What is expected: Each line containing the word "Nacimiento" must be collected.
════════════════════
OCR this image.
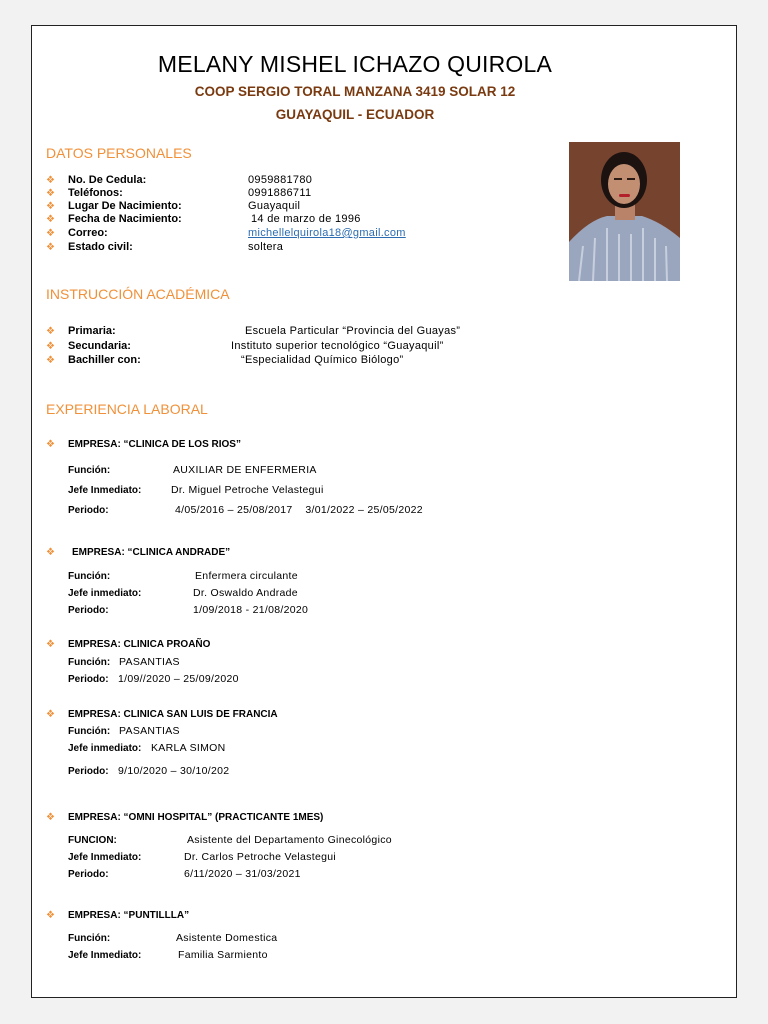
MELANY MISHEL ICHAZO QUIROLA
COOP SERGIO TORAL MANZANA 3419 SOLAR 12
GUAYAQUIL - ECUADOR
DATOS PERSONALES
❖ No. De Cedula:	0959881780
❖ Teléfonos:	0991886711
❖ Lugar De Nacimiento:	Guayaquil
❖ Fecha de Nacimiento:	14 de marzo de 1996
❖ Correo:	michellelquirola18@gmail.com
❖ Estado civil:	soltera
INSTRUCCIÓN ACADÉMICA
❖ Primaria:	Escuela Particular “Provincia del Guayas”
❖ Secundaria:	Instituto superior tecnológico “Guayaquil”
❖ Bachiller con:	“Especialidad Químico Biólogo”
EXPERIENCIA LABORAL
❖ EMPRESA: “CLINICA DE LOS RIOS”
Función:	AUXILIAR DE ENFERMERIA
Jefe Inmediato:	Dr. Miguel Petroche Velastegui
Periodo:	4/05/2016 – 25/08/2017    3/01/2022 – 25/05/2022
❖ EMPRESA: “CLINICA ANDRADE”
Función:	Enfermera circulante
Jefe inmediato:	Dr. Oswaldo Andrade
Periodo:	1/09/2018 - 21/08/2020
❖ EMPRESA: CLINICA PROAÑO
Función: PASANTIAS
Periodo: 1/09//2020 – 25/09/2020
❖ EMPRESA: CLINICA SAN LUIS DE FRANCIA
Función: PASANTIAS
Jefe inmediato: KARLA SIMON
Periodo: 9/10/2020 – 30/10/202
❖ EMPRESA: “OMNI HOSPITAL” (PRACTICANTE 1MES)
FUNCION:	Asistente del Departamento Ginecológico
Jefe Inmediato:	Dr. Carlos Petroche Velastegui
Periodo:	6/11/2020 – 31/03/2021
❖ EMPRESA: “PUNTILLLA”
Función:	Asistente Domestica
Jefe Inmediato:	Familia Sarmiento
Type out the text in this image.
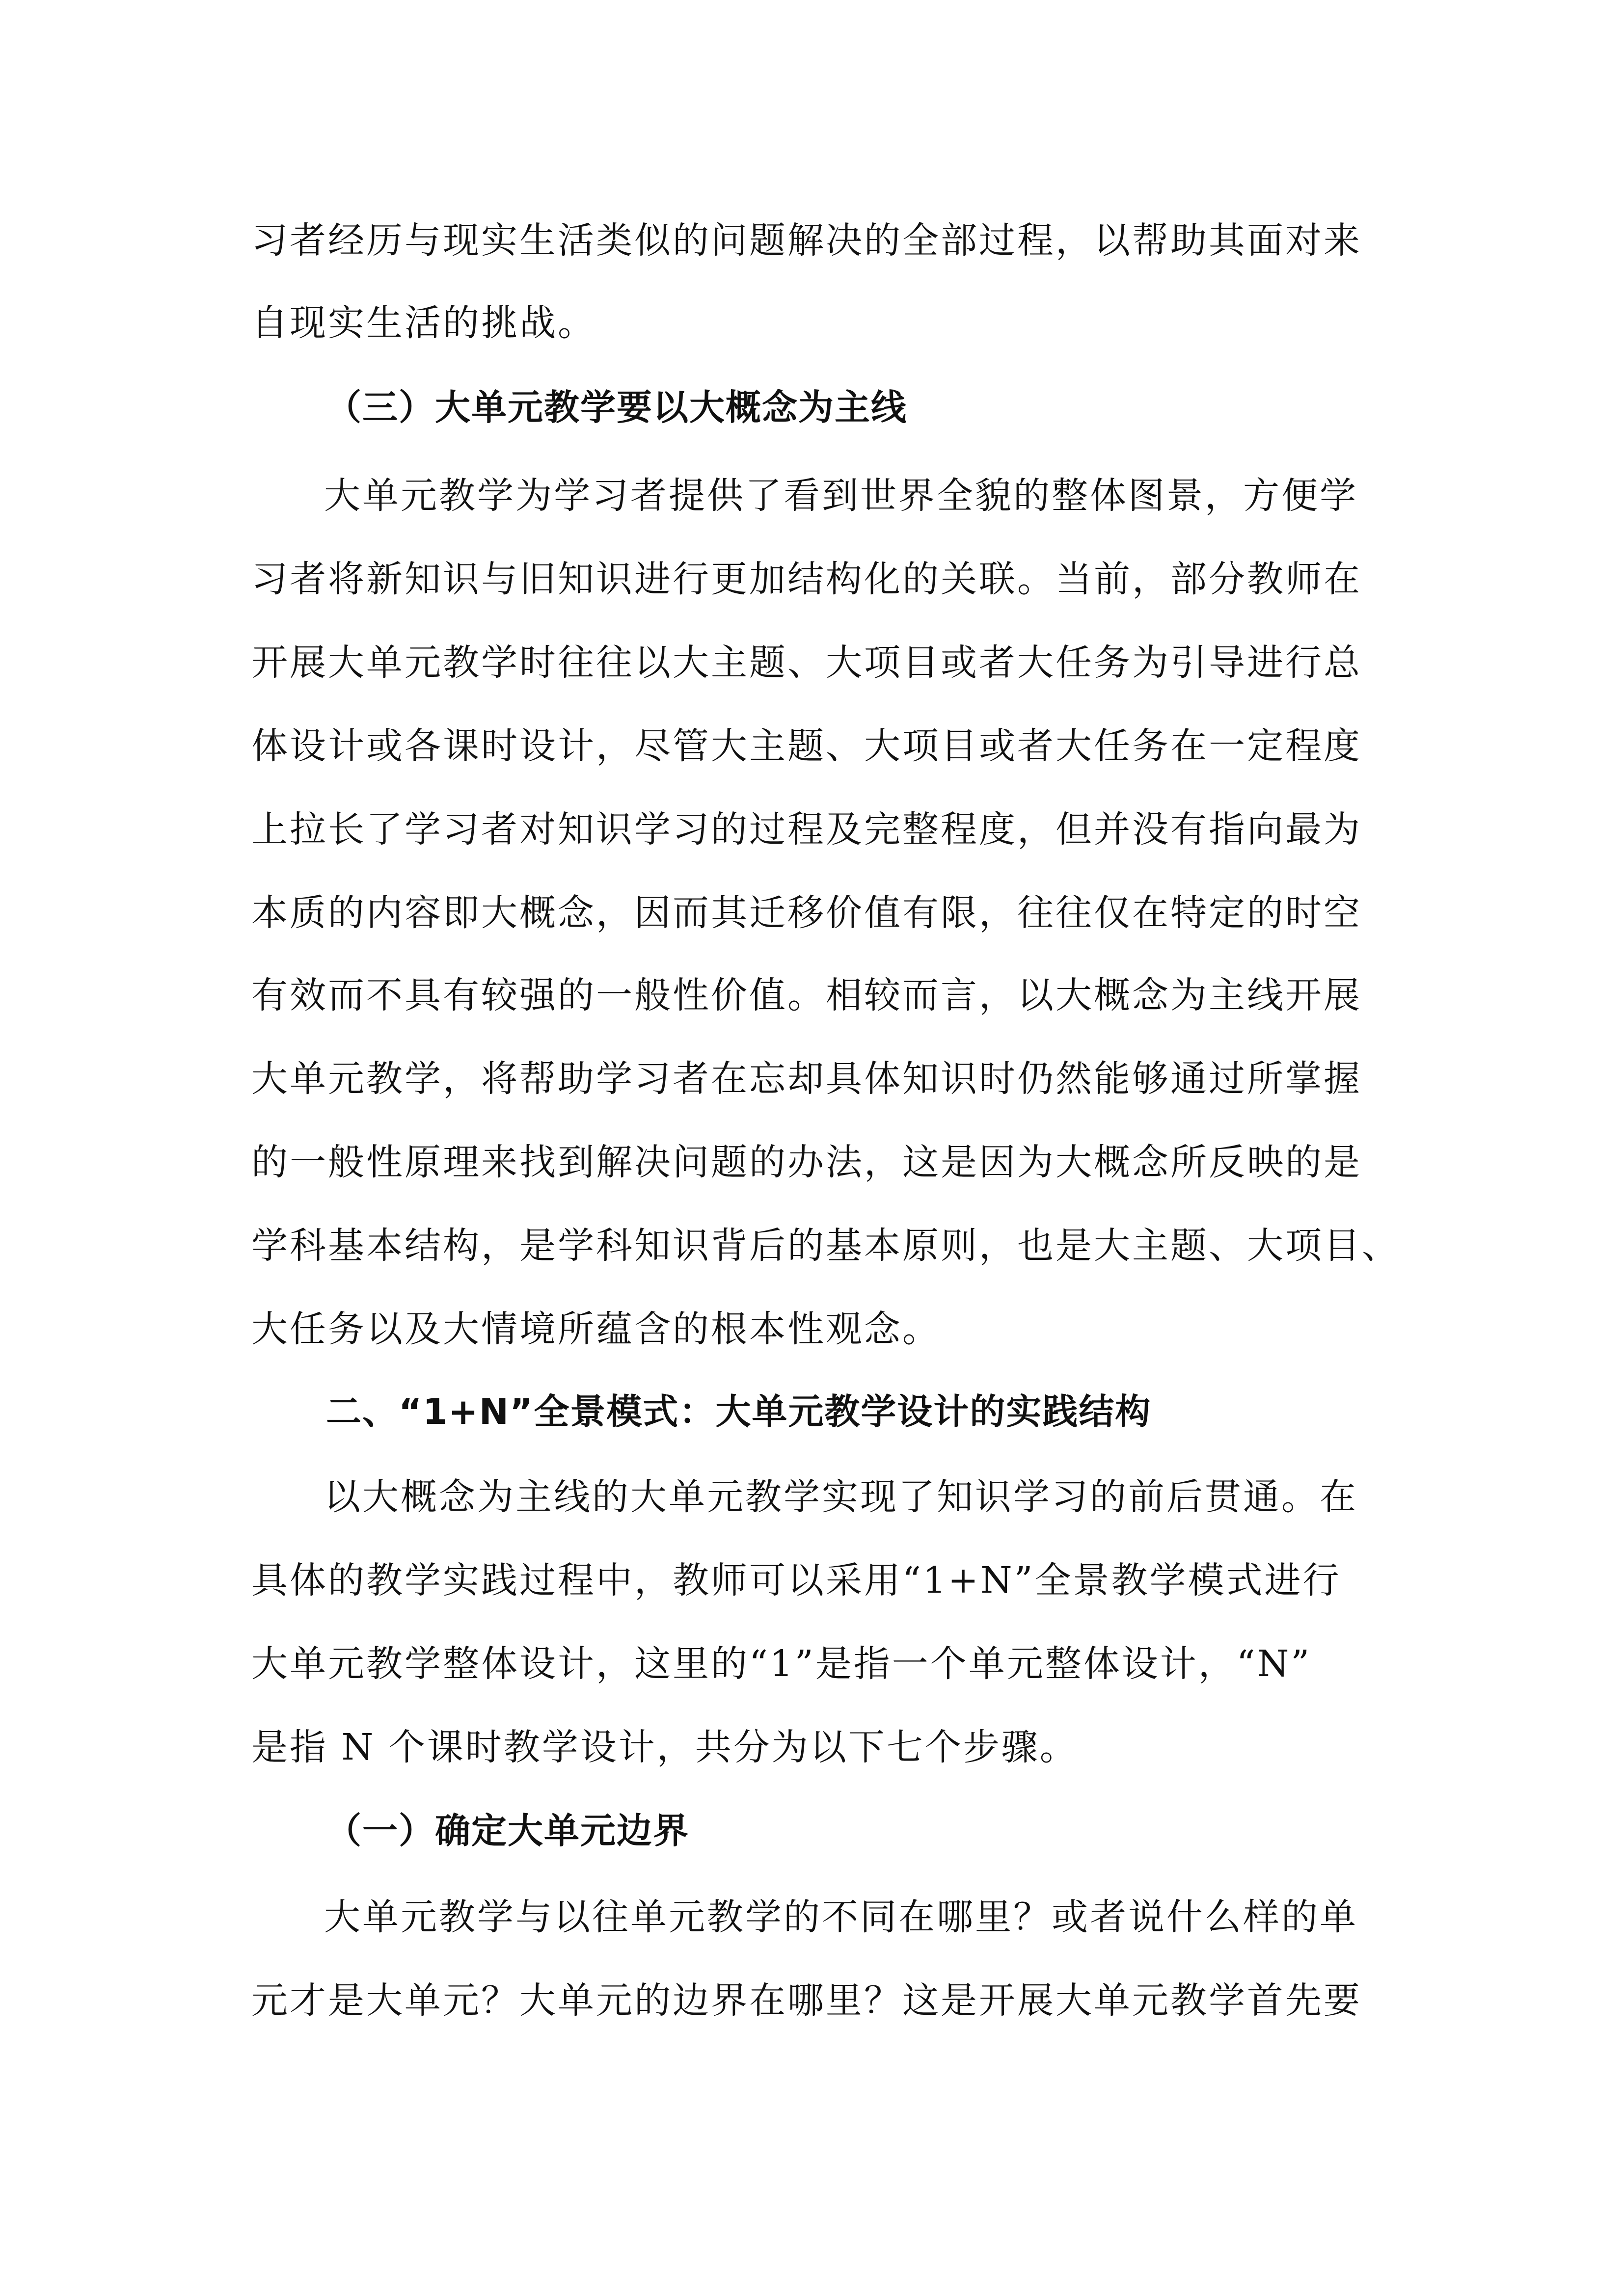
习者经历与现实生活类似的问题解决的全部过程，以帮助其面对来
自现实生活的挑战。
（三）大单元教学要以大概念为主线
大单元教学为学习者提供了看到世界全貌的整体图景，方便学
习者将新知识与旧知识进行更加结构化的关联。当前，部分教师在
开展大单元教学时往往以大主题、大项目或者大任务为引导进行总
体设计或各课时设计，尽管大主题、大项目或者大任务在一定程度
上拉长了学习者对知识学习的过程及完整程度，但并没有指向最为
本质的内容即大概念，因而其迁移价值有限，往往仅在特定的时空
有效而不具有较强的一般性价值。相较而言，以大概念为主线开展
大单元教学，将帮助学习者在忘却具体知识时仍然能够通过所掌握
的一般性原理来找到解决问题的办法，这是因为大概念所反映的是
学科基本结构，是学科知识背后的基本原则，也是大主题、大项目、
大任务以及大情境所蕴含的根本性观念。
二、“1+N”全景模式：大单元教学设计的实践结构
以大概念为主线的大单元教学实现了知识学习的前后贯通。在
具体的教学实践过程中，教师可以采用“1+N”全景教学模式进行
大单元教学整体设计，这里的“1”是指一个单元整体设计，“N”
是指 N 个课时教学设计，共分为以下七个步骤。
（一）确定大单元边界
大单元教学与以往单元教学的不同在哪里？或者说什么样的单
元才是大单元？大单元的边界在哪里？这是开展大单元教学首先要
════════════════════
Answer below:
❖ Lugar De Nacimiento:	Guayaquil
❖ Fecha de Nacimiento:	14 de marzo de 1996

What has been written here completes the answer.